*** PASSAGE GIVEN ***

# 50 hour Chuckie



## BrianGSDTexoma (Aug 18, 2020)

What a way to break a 48 hour fast.  The meat was supper tender.  Sprinkled with some smoked salt.  The asparagus  was kinda past its date but everything else real good.  Now what do do with the juices?


----------



## Bearcarver (Aug 18, 2020)

Hard to believe, isn't it Brian???
Yours looks Great.
I gotta find some more Chuckies at a decent price!!
Been awhile since I've done one like this.
Nice Job.
Like.

Bear


----------



## TNJAKE (Aug 18, 2020)

Looks delicious Brian. Like the addition of the smoked salt. Nice work


----------



## bacon_crazy510 (Aug 18, 2020)

That does look delicious 

 BrianGSDTexoma
 ... I've got to try this sometime soon.


----------



## JLeonard (Aug 18, 2020)

You guys are making me want to spend more money on my cooking addiction. I'm already making a special stop at the Lodge store in TN on my way to WV so I can add to my CI collection!


----------



## Winterrider (Aug 18, 2020)

Looks fantastic Brian. Chuckies  melt in your mouth after 40 hrs.


----------



## TNJAKE (Aug 18, 2020)

JLeonard said:


> You guys are making me want to spend more money on my cooking addiction. I'm already making a special stop at the Lodge store in TN on my way to WV so I can add to my CI collection!


I've been to the one in pigeon forge a few times. Could spend a ton there. Have fun


----------



## JLeonard (Aug 18, 2020)

TNJAKE
  hitting the one in South Pittsburgh,TN as its on our route.


----------



## TNJAKE (Aug 18, 2020)

JLeonard said:


> TNJAKE
> hitting the one in South Pittsburgh,TN as its on our route.


Yep down by Chattanooga. Post pics of what you buy!


----------



## xray (Aug 18, 2020)

Heck ya that looks delicious Brian! Very nicely done.

***

• **PROBLEM DETAILS**:
Give a two-sentence summary of the 50 hour Chuckie thread above.

*** EXTRACTED DATA ***

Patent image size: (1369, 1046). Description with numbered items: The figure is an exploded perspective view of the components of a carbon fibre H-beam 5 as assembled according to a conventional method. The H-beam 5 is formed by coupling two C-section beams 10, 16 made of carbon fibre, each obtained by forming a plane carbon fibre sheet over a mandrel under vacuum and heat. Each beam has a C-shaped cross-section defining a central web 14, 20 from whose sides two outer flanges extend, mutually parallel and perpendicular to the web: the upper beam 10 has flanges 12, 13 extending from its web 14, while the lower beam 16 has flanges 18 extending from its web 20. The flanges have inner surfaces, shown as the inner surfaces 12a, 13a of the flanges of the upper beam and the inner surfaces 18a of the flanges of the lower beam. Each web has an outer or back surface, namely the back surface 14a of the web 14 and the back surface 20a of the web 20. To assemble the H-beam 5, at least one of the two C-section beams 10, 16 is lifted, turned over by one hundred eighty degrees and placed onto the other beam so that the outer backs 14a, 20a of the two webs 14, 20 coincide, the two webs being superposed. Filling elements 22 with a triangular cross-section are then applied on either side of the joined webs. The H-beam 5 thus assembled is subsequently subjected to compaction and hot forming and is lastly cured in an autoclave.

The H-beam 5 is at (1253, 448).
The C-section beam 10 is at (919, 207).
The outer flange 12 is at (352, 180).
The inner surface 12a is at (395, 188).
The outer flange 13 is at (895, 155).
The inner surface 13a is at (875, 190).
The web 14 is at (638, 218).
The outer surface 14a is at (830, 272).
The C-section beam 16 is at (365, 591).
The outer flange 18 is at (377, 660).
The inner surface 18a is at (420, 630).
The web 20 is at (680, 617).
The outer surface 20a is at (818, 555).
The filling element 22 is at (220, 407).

***
*** EXTRACTED DATA ***

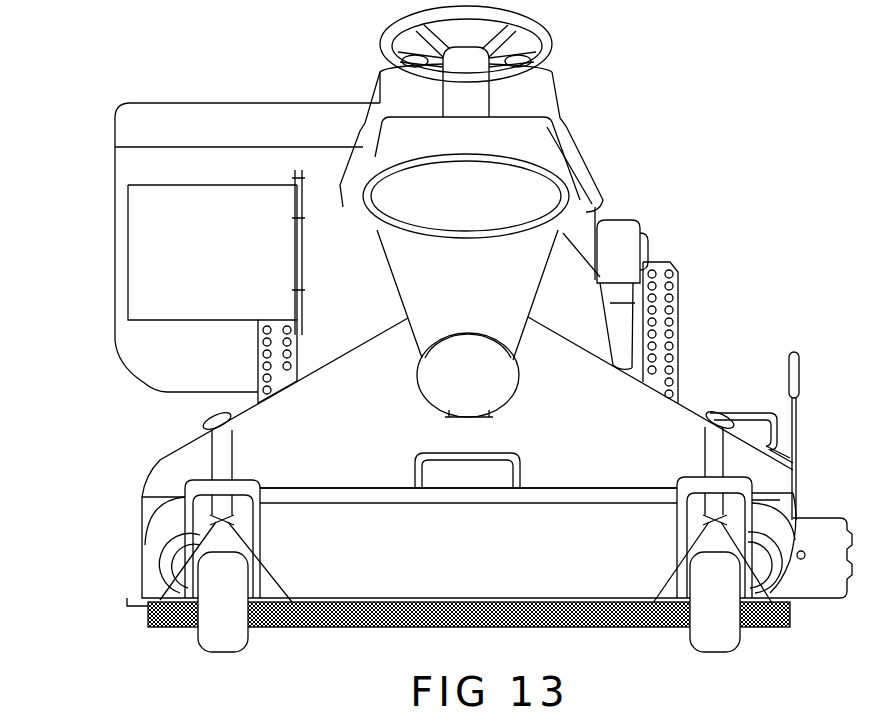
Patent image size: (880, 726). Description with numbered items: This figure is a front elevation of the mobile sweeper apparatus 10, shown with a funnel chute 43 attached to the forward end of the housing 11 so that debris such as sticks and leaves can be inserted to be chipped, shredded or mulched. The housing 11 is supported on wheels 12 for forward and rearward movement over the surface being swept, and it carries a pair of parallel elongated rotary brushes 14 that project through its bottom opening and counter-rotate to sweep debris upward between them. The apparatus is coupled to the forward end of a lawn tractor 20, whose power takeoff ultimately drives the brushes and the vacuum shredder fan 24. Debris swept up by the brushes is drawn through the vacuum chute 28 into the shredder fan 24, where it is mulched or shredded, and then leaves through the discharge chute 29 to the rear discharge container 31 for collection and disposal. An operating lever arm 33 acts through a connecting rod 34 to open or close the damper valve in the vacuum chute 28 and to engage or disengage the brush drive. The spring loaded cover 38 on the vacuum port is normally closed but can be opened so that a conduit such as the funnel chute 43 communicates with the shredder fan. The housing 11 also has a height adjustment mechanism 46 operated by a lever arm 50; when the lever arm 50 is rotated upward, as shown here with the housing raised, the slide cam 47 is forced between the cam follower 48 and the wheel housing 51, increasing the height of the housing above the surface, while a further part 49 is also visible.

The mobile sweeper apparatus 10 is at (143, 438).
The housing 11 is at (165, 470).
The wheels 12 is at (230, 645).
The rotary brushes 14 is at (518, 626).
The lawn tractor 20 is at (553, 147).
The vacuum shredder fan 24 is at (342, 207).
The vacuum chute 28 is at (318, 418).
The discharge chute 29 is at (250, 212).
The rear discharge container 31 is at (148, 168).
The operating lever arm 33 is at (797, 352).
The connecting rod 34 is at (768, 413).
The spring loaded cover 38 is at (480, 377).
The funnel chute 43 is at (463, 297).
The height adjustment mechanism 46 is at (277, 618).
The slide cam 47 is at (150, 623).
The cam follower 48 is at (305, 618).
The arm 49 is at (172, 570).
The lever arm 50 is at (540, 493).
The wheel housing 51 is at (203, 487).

***
*** EXTRACTED DATA ***

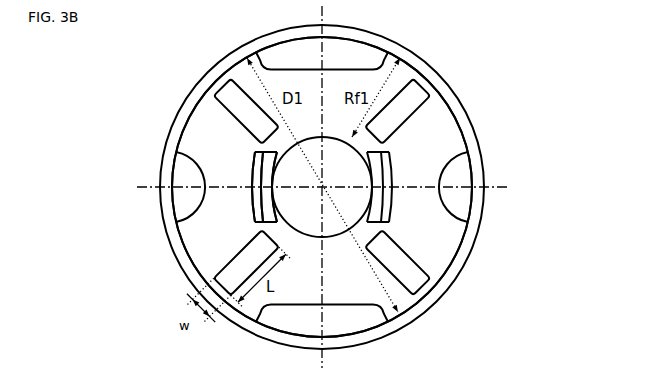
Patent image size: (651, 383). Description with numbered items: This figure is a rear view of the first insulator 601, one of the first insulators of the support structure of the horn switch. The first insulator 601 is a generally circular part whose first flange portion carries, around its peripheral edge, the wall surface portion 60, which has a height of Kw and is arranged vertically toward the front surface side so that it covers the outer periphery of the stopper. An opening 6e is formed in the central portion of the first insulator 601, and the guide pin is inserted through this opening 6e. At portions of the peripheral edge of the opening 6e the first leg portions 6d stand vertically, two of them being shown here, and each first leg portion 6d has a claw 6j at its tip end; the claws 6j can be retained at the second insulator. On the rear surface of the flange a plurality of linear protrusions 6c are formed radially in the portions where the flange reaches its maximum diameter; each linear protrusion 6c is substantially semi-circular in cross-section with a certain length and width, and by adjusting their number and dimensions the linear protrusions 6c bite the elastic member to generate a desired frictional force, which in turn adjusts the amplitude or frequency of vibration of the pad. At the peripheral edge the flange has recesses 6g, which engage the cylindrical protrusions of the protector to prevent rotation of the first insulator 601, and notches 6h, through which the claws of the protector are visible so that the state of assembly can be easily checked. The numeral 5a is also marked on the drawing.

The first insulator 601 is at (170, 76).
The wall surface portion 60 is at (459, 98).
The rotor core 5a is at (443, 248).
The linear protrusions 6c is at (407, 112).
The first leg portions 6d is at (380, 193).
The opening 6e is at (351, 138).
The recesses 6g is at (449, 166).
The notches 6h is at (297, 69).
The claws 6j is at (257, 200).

***

• **RESULT**:
BrianGSDTexoma broke a 48 hour fast with a 50 hour Chuckie sprinkled with smoked salt, called the meat super tender, and asked what to do with the juices. Other members praised the result, and JLeonard mentioned a planned stop at the Lodge store in South Pittsburgh, TN, which TNJAKE placed down by Chattanooga.